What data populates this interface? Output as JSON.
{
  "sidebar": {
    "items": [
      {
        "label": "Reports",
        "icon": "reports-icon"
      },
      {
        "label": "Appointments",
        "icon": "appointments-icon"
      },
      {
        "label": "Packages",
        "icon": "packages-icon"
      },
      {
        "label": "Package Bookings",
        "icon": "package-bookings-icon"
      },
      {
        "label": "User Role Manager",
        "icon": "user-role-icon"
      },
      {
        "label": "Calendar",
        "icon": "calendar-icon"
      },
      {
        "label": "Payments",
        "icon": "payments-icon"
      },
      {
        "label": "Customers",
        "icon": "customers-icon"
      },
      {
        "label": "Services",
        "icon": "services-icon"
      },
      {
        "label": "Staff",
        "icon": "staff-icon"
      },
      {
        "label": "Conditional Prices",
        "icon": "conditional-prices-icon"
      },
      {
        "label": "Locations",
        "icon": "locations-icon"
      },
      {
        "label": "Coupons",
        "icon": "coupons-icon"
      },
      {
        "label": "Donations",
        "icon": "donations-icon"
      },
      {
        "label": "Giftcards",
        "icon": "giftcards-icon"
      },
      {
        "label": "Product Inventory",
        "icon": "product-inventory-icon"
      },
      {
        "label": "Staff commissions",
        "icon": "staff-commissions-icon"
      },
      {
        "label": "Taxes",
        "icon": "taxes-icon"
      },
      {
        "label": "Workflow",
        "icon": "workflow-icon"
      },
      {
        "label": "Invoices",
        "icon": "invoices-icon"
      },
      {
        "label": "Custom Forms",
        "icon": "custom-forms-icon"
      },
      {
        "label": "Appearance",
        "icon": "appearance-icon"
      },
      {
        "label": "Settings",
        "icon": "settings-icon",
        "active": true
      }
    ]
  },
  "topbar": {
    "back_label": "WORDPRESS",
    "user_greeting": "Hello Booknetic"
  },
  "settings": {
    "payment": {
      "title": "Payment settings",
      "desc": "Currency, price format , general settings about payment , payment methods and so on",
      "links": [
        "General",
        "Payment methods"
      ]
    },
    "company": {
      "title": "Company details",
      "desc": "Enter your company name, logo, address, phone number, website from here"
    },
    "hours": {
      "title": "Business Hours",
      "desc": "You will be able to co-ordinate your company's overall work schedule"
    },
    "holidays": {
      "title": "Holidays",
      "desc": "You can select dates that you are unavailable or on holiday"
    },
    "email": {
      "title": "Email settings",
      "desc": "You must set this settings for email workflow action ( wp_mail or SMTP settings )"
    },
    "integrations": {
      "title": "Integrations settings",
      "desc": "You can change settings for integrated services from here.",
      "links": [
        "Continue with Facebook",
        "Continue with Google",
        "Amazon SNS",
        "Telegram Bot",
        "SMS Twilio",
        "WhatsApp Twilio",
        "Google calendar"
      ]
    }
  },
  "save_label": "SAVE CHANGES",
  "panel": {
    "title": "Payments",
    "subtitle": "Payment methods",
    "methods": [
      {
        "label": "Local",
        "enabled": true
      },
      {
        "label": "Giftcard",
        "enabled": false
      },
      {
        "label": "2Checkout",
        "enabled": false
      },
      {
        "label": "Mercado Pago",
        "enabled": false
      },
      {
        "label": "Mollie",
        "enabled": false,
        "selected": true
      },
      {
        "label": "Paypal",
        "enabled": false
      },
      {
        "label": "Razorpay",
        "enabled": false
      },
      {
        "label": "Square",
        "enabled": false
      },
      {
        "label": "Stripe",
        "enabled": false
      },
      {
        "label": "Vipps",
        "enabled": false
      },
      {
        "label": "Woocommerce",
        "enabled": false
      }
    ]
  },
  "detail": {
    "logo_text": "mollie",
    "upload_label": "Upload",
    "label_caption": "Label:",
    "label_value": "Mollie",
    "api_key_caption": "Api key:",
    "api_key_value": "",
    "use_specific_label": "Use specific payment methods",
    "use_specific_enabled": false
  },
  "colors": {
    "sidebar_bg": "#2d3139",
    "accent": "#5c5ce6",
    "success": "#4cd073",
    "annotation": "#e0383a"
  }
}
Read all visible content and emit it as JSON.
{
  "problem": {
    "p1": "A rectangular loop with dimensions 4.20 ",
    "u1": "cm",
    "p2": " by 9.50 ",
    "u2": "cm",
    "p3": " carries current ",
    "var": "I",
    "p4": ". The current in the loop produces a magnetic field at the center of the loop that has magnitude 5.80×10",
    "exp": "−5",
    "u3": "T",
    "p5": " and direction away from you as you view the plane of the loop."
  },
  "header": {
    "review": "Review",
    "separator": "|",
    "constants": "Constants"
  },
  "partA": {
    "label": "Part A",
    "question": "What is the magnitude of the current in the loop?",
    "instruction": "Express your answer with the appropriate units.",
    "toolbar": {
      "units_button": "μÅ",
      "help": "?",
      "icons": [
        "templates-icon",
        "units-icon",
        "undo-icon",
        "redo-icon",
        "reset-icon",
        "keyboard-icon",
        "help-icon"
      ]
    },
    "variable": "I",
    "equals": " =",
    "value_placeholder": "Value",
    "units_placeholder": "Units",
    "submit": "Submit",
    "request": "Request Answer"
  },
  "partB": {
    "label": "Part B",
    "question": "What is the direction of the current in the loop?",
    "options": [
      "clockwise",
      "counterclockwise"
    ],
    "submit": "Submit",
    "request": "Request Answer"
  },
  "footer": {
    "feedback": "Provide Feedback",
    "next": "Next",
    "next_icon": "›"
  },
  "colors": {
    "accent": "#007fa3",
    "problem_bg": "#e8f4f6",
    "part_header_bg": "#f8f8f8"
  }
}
════════════════════
*WRITTEN EXERCISE:*
Using the exact wording, write out all of the records.

*ANSWER:*
What data populates this interface? Output as JSON.
{
  "sidebar": {
    "items": [
      {
        "label": "Reports",
        "icon": "reports-icon"
      },
      {
        "label": "Appointments",
        "icon": "appointments-icon"
      },
      {
        "label": "Packages",
        "icon": "packages-icon"
      },
      {
        "label": "Package Bookings",
        "icon": "package-bookings-icon"
      },
      {
        "label": "User Role Manager",
        "icon": "user-role-icon"
      },
      {
        "label": "Calendar",
        "icon": "calendar-icon"
      },
      {
        "label": "Payments",
        "icon": "payments-icon"
      },
      {
        "label": "Customers",
        "icon": "customers-icon"
      },
      {
        "label": "Services",
        "icon": "services-icon"
      },
      {
        "label": "Staff",
        "icon": "staff-icon"
      },
      {
        "label": "Conditional Prices",
        "icon": "conditional-prices-icon"
      },
      {
        "label": "Locations",
        "icon": "locations-icon"
      },
      {
        "label": "Coupons",
        "icon": "coupons-icon"
      },
      {
        "label": "Donations",
        "icon": "donations-icon"
      },
      {
        "label": "Giftcards",
        "icon": "giftcards-icon"
      },
      {
        "label": "Product Inventory",
        "icon": "product-inventory-icon"
      },
      {
        "label": "Staff commissions",
        "icon": "staff-commissions-icon"
      },
      {
        "label": "Taxes",
        "icon": "taxes-icon"
      },
      {
        "label": "Workflow",
        "icon": "workflow-icon"
      },
      {
        "label": "Invoices",
        "icon": "invoices-icon"
      },
      {
        "label": "Custom Forms",
        "icon": "custom-forms-icon"
      },
      {
        "label": "Appearance",
        "icon": "appearance-icon"
      },
      {
        "label": "Settings",
        "icon": "settings-icon",
        "active": true
      }
    ]
  },
  "topbar": {
    "back_label": "WORDPRESS",
    "user_greeting": "Hello Booknetic"
  },
  "settings": {
    "payment": {
      "title": "Payment settings",
      "desc": "Currency, price format , general settings about payment , payment methods and so on",
      "links": [
        "General",
        "Payment methods"
      ]
    },
    "company": {
      "title": "Company details",
      "desc": "Enter your company name, logo, address, phone number, website from here"
    },
    "hours": {
      "title": "Business Hours",
      "desc": "You will be able to co-ordinate your company's overall work schedule"
    },
    "holidays": {
      "title": "Holidays",
      "desc": "You can select dates that you are unavailable or on holiday"
    },
    "email": {
      "title": "Email settings",
      "desc": "You must set this settings for email workflow action ( wp_mail or SMTP settings )"
    },
    "integrations": {
      "title": "Integrations settings",
      "desc": "You can change settings for integrated services from here.",
      "links": [
        "Continue with Facebook",
        "Continue with Google",
        "Amazon SNS",
        "Telegram Bot",
        "SMS Twilio",
        "WhatsApp Twilio",
        "Google calendar"
      ]
    }
  },
  "save_label": "SAVE CHANGES",
  "panel": {
    "title": "Payments",
    "subtitle": "Payment methods",
    "methods": [
      {
        "label": "Local",
        "enabled": true
      },
      {
        "label": "Giftcard",
        "enabled": false
      },
      {
        "label": "2Checkout",
        "enabled": false
      },
      {
        "label": "Mercado Pago",
        "enabled": false
      },
      {
        "label": "Mollie",
        "enabled": false,
        "selected": true
      },
      {
        "label": "Paypal",
        "enabled": false
      },
      {
        "label": "Razorpay",
        "enabled": false
      },
      {
        "label": "Square",
        "enabled": false
      },
      {
        "label": "Stripe",
        "enabled": false
      },
      {
        "label": "Vipps",
        "enabled": false
      },
      {
        "label": "Woocommerce",
        "enabled": false
      }
    ]
  },
  "detail": {
    "logo_text": "mollie",
    "upload_label": "Upload",
    "label_caption": "Label:",
    "label_value": "Mollie",
    "api_key_caption": "Api key:",
    "api_key_value": "",
    "use_specific_label": "Use specific payment methods",
    "use_specific_enabled": false
  },
  "colors": {
    "sidebar_bg": "#2d3139",
    "accent": "#5c5ce6",
    "success": "#4cd073",
    "annotation": "#e0383a"
  }
}
Read all visible content and emit it as JSON.
{
  "problem": {
    "p1": "A rectangular loop with dimensions 4.20 ",
    "u1": "cm",
    "p2": " by 9.50 ",
    "u2": "cm",
    "p3": " carries current ",
    "var": "I",
    "p4": ". The current in the loop produces a magnetic field at the center of the loop that has magnitude 5.80×10",
    "exp": "−5",
    "u3": "T",
    "p5": " and direction away from you as you view the plane of the loop."
  },
  "header": {
    "review": "Review",
    "separator": "|",
    "constants": "Constants"
  },
  "partA": {
    "label": "Part A",
    "question": "What is the magnitude of the current in the loop?",
    "instruction": "Express your answer with the appropriate units.",
    "toolbar": {
      "units_button": "μÅ",
      "help": "?",
      "icons": [
        "templates-icon",
        "units-icon",
        "undo-icon",
        "redo-icon",
        "reset-icon",
        "keyboard-icon",
        "help-icon"
      ]
    },
    "variable": "I",
    "equals": " =",
    "value_placeholder": "Value",
    "units_placeholder": "Units",
    "submit": "Submit",
    "request": "Request Answer"
  },
  "partB": {
    "label": "Part B",
    "question": "What is the direction of the current in the loop?",
    "options": [
      "clockwise",
      "counterclockwise"
    ],
    "submit": "Submit",
    "request": "Request Answer"
  },
  "footer": {
    "feedback": "Provide Feedback",
    "next": "Next",
    "next_icon": "›"
  },
  "colors": {
    "accent": "#007fa3",
    "problem_bg": "#e8f4f6",
    "part_header_bg": "#f8f8f8"
  }
}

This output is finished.